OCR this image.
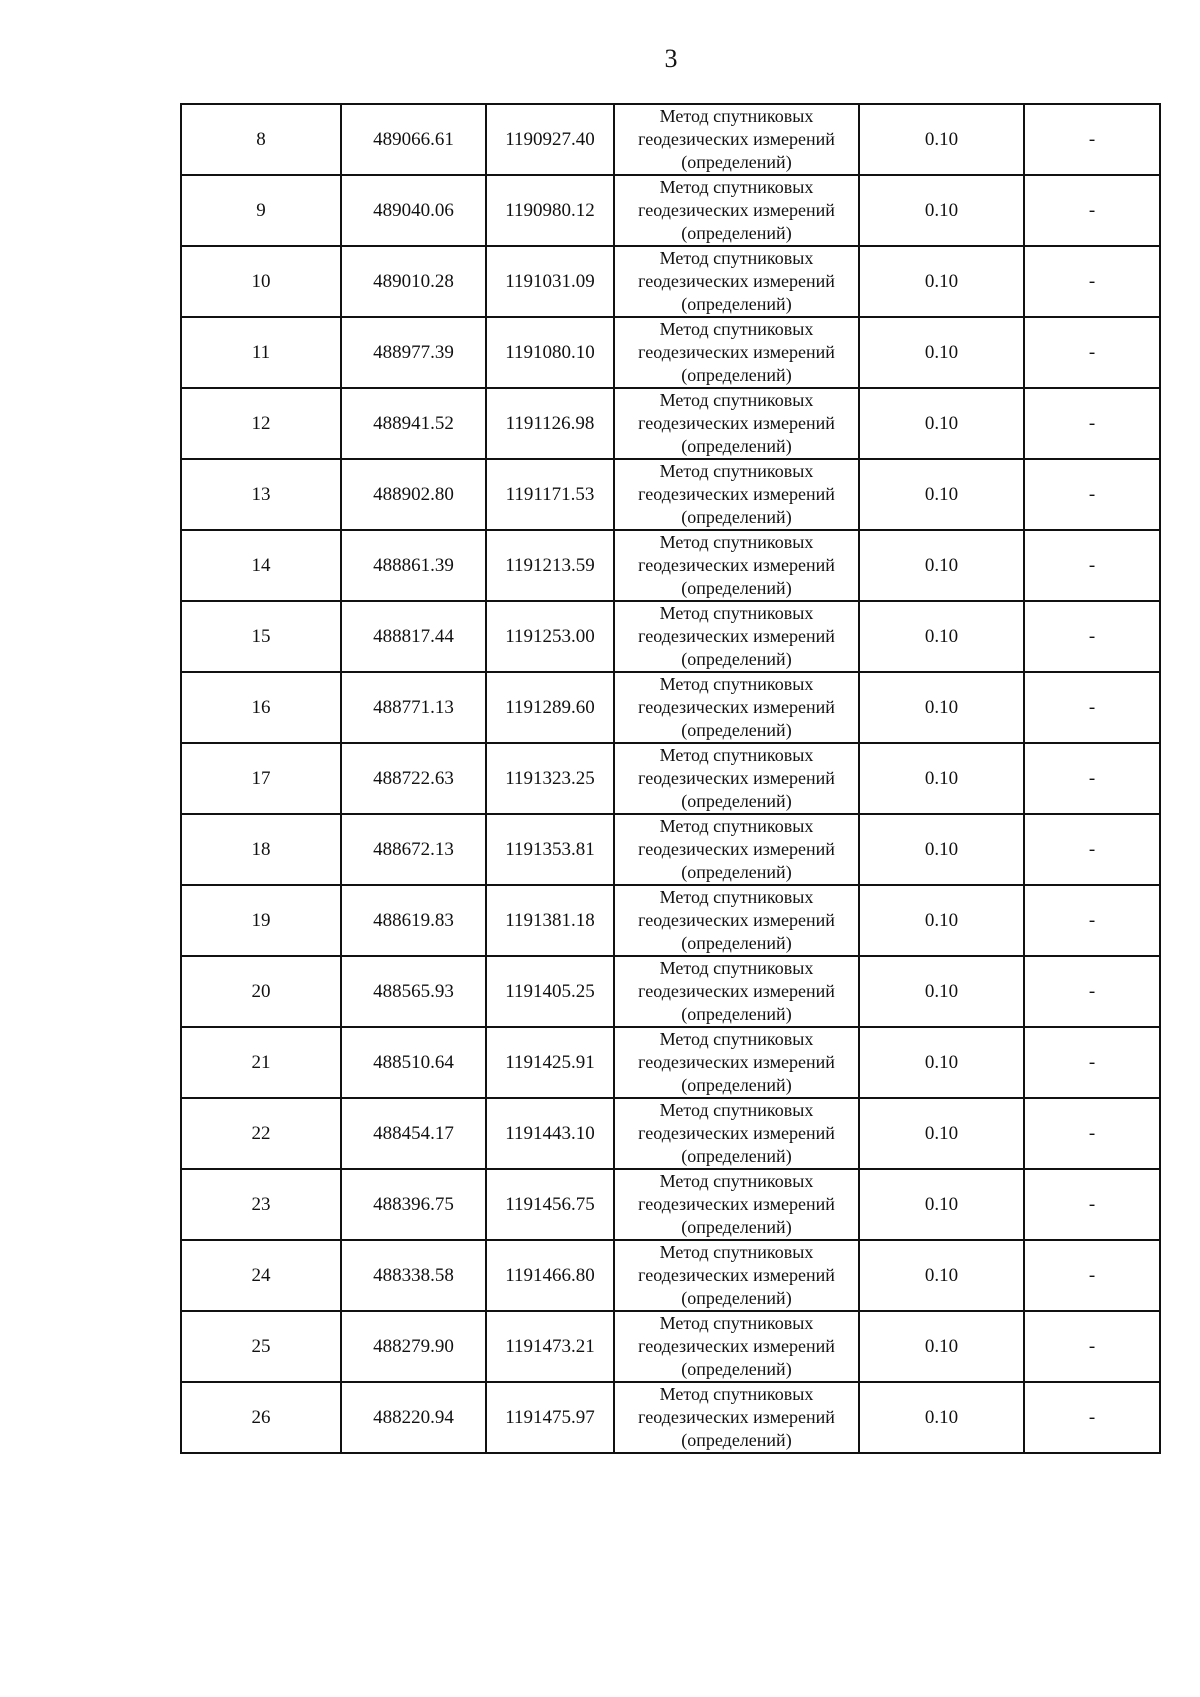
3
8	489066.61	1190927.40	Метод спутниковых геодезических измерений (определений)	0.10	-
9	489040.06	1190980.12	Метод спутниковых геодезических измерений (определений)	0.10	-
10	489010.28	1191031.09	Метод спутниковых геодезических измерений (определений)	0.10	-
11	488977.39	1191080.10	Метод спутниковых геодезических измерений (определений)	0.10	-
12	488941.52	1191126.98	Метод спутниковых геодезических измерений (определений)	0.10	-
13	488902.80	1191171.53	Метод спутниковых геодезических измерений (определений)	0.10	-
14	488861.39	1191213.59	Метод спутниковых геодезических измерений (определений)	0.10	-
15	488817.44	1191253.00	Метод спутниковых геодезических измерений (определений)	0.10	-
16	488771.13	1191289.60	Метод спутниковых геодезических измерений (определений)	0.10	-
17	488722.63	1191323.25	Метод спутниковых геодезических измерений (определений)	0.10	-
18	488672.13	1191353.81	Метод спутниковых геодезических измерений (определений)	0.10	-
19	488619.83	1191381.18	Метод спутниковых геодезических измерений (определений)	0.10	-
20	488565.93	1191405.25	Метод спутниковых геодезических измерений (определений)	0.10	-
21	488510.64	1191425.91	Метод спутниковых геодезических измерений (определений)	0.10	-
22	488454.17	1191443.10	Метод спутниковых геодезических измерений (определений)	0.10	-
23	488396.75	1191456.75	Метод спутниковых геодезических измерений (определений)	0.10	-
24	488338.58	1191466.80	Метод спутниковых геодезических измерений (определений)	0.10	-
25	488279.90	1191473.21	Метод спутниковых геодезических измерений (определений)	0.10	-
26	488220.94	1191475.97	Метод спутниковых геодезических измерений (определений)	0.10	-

==

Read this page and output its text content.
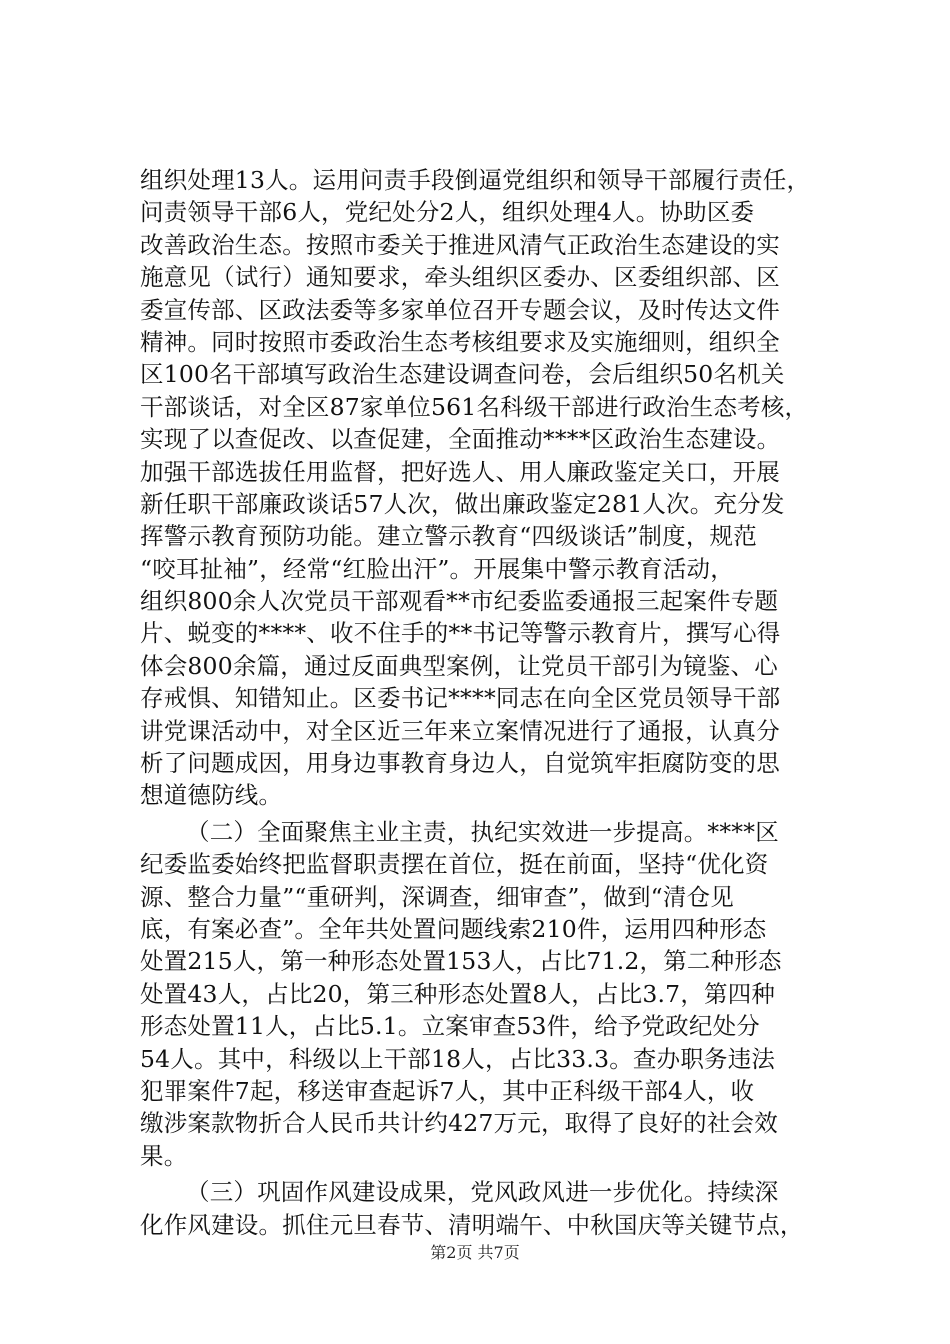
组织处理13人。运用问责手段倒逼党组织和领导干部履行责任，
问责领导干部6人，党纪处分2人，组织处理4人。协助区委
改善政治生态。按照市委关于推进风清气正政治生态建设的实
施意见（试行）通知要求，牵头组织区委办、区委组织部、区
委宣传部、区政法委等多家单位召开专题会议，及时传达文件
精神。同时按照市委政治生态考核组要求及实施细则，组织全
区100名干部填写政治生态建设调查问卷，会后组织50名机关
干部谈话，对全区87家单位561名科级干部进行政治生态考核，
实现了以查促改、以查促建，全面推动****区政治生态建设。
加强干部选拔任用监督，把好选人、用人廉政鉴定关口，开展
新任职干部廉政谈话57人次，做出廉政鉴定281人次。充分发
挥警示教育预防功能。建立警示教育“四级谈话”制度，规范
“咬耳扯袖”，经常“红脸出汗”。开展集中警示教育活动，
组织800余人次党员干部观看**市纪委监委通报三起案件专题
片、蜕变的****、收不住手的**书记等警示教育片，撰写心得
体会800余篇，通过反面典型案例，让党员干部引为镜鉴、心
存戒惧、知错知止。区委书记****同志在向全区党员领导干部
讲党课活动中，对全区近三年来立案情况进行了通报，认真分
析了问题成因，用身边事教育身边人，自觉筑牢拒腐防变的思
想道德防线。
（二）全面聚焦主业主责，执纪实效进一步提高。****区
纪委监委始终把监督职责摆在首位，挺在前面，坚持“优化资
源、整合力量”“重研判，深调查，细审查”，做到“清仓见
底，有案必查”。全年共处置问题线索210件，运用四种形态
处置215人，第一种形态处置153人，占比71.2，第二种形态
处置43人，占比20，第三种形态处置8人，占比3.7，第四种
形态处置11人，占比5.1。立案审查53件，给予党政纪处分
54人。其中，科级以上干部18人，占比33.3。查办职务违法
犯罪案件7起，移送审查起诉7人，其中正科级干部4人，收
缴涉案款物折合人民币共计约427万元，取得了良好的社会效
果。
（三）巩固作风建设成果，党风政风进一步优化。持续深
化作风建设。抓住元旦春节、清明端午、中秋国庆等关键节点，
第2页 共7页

▶ [EXERCISE INSTRUCTIONS]:
Return all lines containing "this".

▶ [COMPLETED TASK]:
OCR this image.
Read this page and output its text content.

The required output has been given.